The data >>
§
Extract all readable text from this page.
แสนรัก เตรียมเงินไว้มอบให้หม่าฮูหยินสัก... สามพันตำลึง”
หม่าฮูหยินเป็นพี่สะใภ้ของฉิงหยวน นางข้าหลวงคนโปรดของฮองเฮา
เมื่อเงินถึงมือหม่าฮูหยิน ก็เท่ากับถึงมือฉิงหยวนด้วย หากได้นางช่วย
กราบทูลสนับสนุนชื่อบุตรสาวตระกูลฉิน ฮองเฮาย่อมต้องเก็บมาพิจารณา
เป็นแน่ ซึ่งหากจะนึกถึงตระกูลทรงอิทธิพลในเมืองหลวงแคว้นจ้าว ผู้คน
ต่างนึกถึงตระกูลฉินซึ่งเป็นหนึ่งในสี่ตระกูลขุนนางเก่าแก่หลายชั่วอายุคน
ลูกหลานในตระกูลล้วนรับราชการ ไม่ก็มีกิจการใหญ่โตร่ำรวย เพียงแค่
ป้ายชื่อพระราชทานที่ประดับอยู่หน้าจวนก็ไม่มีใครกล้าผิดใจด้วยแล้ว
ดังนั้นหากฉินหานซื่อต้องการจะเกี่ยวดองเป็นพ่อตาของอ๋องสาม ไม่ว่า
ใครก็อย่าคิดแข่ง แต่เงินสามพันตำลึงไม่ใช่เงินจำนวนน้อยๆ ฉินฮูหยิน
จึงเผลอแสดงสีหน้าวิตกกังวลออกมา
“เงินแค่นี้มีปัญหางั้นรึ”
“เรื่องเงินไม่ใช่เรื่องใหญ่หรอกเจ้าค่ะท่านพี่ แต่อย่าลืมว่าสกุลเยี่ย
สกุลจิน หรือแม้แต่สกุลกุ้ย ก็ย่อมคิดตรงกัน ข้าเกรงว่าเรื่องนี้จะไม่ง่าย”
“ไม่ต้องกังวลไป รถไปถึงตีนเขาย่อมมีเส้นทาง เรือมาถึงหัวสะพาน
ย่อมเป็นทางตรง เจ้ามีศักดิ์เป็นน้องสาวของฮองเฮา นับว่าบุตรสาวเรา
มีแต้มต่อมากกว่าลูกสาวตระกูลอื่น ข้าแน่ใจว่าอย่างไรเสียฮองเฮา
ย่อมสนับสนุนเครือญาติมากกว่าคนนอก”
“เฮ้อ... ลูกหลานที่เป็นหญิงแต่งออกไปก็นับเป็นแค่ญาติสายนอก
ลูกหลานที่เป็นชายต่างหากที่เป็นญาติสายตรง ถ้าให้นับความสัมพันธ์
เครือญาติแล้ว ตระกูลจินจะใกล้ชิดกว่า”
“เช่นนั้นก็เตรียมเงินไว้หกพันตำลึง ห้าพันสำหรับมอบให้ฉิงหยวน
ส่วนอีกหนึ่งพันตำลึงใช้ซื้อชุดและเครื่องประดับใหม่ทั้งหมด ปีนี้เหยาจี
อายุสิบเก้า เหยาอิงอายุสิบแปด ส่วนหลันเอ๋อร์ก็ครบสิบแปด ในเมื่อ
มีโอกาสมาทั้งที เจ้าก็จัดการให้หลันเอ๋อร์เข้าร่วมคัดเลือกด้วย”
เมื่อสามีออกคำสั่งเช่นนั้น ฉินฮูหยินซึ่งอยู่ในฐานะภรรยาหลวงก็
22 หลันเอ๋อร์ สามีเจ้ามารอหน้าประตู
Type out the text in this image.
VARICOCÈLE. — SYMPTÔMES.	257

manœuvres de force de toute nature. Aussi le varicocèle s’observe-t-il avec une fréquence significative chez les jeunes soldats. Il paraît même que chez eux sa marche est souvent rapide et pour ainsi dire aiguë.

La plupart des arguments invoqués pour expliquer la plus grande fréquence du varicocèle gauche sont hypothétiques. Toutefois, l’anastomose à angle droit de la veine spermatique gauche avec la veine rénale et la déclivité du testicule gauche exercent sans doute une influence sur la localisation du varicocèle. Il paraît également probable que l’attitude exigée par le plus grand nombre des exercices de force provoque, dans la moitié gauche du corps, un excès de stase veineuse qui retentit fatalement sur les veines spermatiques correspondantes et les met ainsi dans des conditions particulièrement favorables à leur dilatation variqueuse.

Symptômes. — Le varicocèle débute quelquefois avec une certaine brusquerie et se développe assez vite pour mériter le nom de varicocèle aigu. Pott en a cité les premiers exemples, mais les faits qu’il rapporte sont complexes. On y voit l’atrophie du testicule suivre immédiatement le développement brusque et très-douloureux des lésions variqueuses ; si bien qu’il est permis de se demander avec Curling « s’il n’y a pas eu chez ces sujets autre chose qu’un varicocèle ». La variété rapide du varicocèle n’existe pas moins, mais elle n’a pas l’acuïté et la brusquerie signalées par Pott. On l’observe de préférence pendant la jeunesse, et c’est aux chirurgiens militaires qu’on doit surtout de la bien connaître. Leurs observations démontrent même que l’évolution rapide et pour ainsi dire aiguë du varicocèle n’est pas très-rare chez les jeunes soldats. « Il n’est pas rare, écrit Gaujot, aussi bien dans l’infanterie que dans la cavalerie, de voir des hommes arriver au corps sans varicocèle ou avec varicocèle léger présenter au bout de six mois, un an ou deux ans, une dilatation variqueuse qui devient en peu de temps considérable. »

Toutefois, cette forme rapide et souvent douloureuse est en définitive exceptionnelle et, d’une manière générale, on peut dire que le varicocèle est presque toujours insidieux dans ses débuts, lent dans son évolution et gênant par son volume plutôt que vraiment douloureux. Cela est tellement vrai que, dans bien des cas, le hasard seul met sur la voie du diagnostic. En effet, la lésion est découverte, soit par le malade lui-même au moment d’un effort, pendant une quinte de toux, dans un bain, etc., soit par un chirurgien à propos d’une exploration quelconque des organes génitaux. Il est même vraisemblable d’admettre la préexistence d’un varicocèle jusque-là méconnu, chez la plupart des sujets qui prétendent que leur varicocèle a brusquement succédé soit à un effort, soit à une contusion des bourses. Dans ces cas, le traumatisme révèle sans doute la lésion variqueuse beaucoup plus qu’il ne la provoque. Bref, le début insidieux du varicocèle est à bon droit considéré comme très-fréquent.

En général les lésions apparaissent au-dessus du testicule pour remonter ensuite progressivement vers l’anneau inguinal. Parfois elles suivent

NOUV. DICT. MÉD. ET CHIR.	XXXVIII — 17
§
Stated task >> Write out the entries above word for word.

Solved problem >>
Extract all readable text from this page.
แสนรัก เตรียมเงินไว้มอบให้หม่าฮูหยินสัก... สามพันตำลึง”
หม่าฮูหยินเป็นพี่สะใภ้ของฉิงหยวน นางข้าหลวงคนโปรดของฮองเฮา
เมื่อเงินถึงมือหม่าฮูหยิน ก็เท่ากับถึงมือฉิงหยวนด้วย หากได้นางช่วย
กราบทูลสนับสนุนชื่อบุตรสาวตระกูลฉิน ฮองเฮาย่อมต้องเก็บมาพิจารณา
เป็นแน่ ซึ่งหากจะนึกถึงตระกูลทรงอิทธิพลในเมืองหลวงแคว้นจ้าว ผู้คน
ต่างนึกถึงตระกูลฉินซึ่งเป็นหนึ่งในสี่ตระกูลขุนนางเก่าแก่หลายชั่วอายุคน
ลูกหลานในตระกูลล้วนรับราชการ ไม่ก็มีกิจการใหญ่โตร่ำรวย เพียงแค่
ป้ายชื่อพระราชทานที่ประดับอยู่หน้าจวนก็ไม่มีใครกล้าผิดใจด้วยแล้ว
ดังนั้นหากฉินหานซื่อต้องการจะเกี่ยวดองเป็นพ่อตาของอ๋องสาม ไม่ว่า
ใครก็อย่าคิดแข่ง แต่เงินสามพันตำลึงไม่ใช่เงินจำนวนน้อยๆ ฉินฮูหยิน
จึงเผลอแสดงสีหน้าวิตกกังวลออกมา
“เงินแค่นี้มีปัญหางั้นรึ”
“เรื่องเงินไม่ใช่เรื่องใหญ่หรอกเจ้าค่ะท่านพี่ แต่อย่าลืมว่าสกุลเยี่ย
สกุลจิน หรือแม้แต่สกุลกุ้ย ก็ย่อมคิดตรงกัน ข้าเกรงว่าเรื่องนี้จะไม่ง่าย”
“ไม่ต้องกังวลไป รถไปถึงตีนเขาย่อมมีเส้นทาง เรือมาถึงหัวสะพาน
ย่อมเป็นทางตรง เจ้ามีศักดิ์เป็นน้องสาวของฮองเฮา นับว่าบุตรสาวเรา
มีแต้มต่อมากกว่าลูกสาวตระกูลอื่น ข้าแน่ใจว่าอย่างไรเสียฮองเฮา
ย่อมสนับสนุนเครือญาติมากกว่าคนนอก”
“เฮ้อ... ลูกหลานที่เป็นหญิงแต่งออกไปก็นับเป็นแค่ญาติสายนอก
ลูกหลานที่เป็นชายต่างหากที่เป็นญาติสายตรง ถ้าให้นับความสัมพันธ์
เครือญาติแล้ว ตระกูลจินจะใกล้ชิดกว่า”
“เช่นนั้นก็เตรียมเงินไว้หกพันตำลึง ห้าพันสำหรับมอบให้ฉิงหยวน
ส่วนอีกหนึ่งพันตำลึงใช้ซื้อชุดและเครื่องประดับใหม่ทั้งหมด ปีนี้เหยาจี
อายุสิบเก้า เหยาอิงอายุสิบแปด ส่วนหลันเอ๋อร์ก็ครบสิบแปด ในเมื่อ
มีโอกาสมาทั้งที เจ้าก็จัดการให้หลันเอ๋อร์เข้าร่วมคัดเลือกด้วย”
เมื่อสามีออกคำสั่งเช่นนั้น ฉินฮูหยินซึ่งอยู่ในฐานะภรรยาหลวงก็
22 หลันเอ๋อร์ สามีเจ้ามารอหน้าประตู
Type out the text in this image.
VARICOCÈLE. — SYMPTÔMES.	257

manœuvres de force de toute nature. Aussi le varicocèle s’observe-t-il avec une fréquence significative chez les jeunes soldats. Il paraît même que chez eux sa marche est souvent rapide et pour ainsi dire aiguë.

La plupart des arguments invoqués pour expliquer la plus grande fréquence du varicocèle gauche sont hypothétiques. Toutefois, l’anastomose à angle droit de la veine spermatique gauche avec la veine rénale et la déclivité du testicule gauche exercent sans doute une influence sur la localisation du varicocèle. Il paraît également probable que l’attitude exigée par le plus grand nombre des exercices de force provoque, dans la moitié gauche du corps, un excès de stase veineuse qui retentit fatalement sur les veines spermatiques correspondantes et les met ainsi dans des conditions particulièrement favorables à leur dilatation variqueuse.

Symptômes. — Le varicocèle débute quelquefois avec une certaine brusquerie et se développe assez vite pour mériter le nom de varicocèle aigu. Pott en a cité les premiers exemples, mais les faits qu’il rapporte sont complexes. On y voit l’atrophie du testicule suivre immédiatement le développement brusque et très-douloureux des lésions variqueuses ; si bien qu’il est permis de se demander avec Curling « s’il n’y a pas eu chez ces sujets autre chose qu’un varicocèle ». La variété rapide du varicocèle n’existe pas moins, mais elle n’a pas l’acuïté et la brusquerie signalées par Pott. On l’observe de préférence pendant la jeunesse, et c’est aux chirurgiens militaires qu’on doit surtout de la bien connaître. Leurs observations démontrent même que l’évolution rapide et pour ainsi dire aiguë du varicocèle n’est pas très-rare chez les jeunes soldats. « Il n’est pas rare, écrit Gaujot, aussi bien dans l’infanterie que dans la cavalerie, de voir des hommes arriver au corps sans varicocèle ou avec varicocèle léger présenter au bout de six mois, un an ou deux ans, une dilatation variqueuse qui devient en peu de temps considérable. »

Toutefois, cette forme rapide et souvent douloureuse est en définitive exceptionnelle et, d’une manière générale, on peut dire que le varicocèle est presque toujours insidieux dans ses débuts, lent dans son évolution et gênant par son volume plutôt que vraiment douloureux. Cela est tellement vrai que, dans bien des cas, le hasard seul met sur la voie du diagnostic. En effet, la lésion est découverte, soit par le malade lui-même au moment d’un effort, pendant une quinte de toux, dans un bain, etc., soit par un chirurgien à propos d’une exploration quelconque des organes génitaux. Il est même vraisemblable d’admettre la préexistence d’un varicocèle jusque-là méconnu, chez la plupart des sujets qui prétendent que leur varicocèle a brusquement succédé soit à un effort, soit à une contusion des bourses. Dans ces cas, le traumatisme révèle sans doute la lésion variqueuse beaucoup plus qu’il ne la provoque. Bref, le début insidieux du varicocèle est à bon droit considéré comme très-fréquent.

En général les lésions apparaissent au-dessus du testicule pour remonter ensuite progressivement vers l’anneau inguinal. Parfois elles suivent

NOUV. DICT. MÉD. ET CHIR.	XXXVIII — 17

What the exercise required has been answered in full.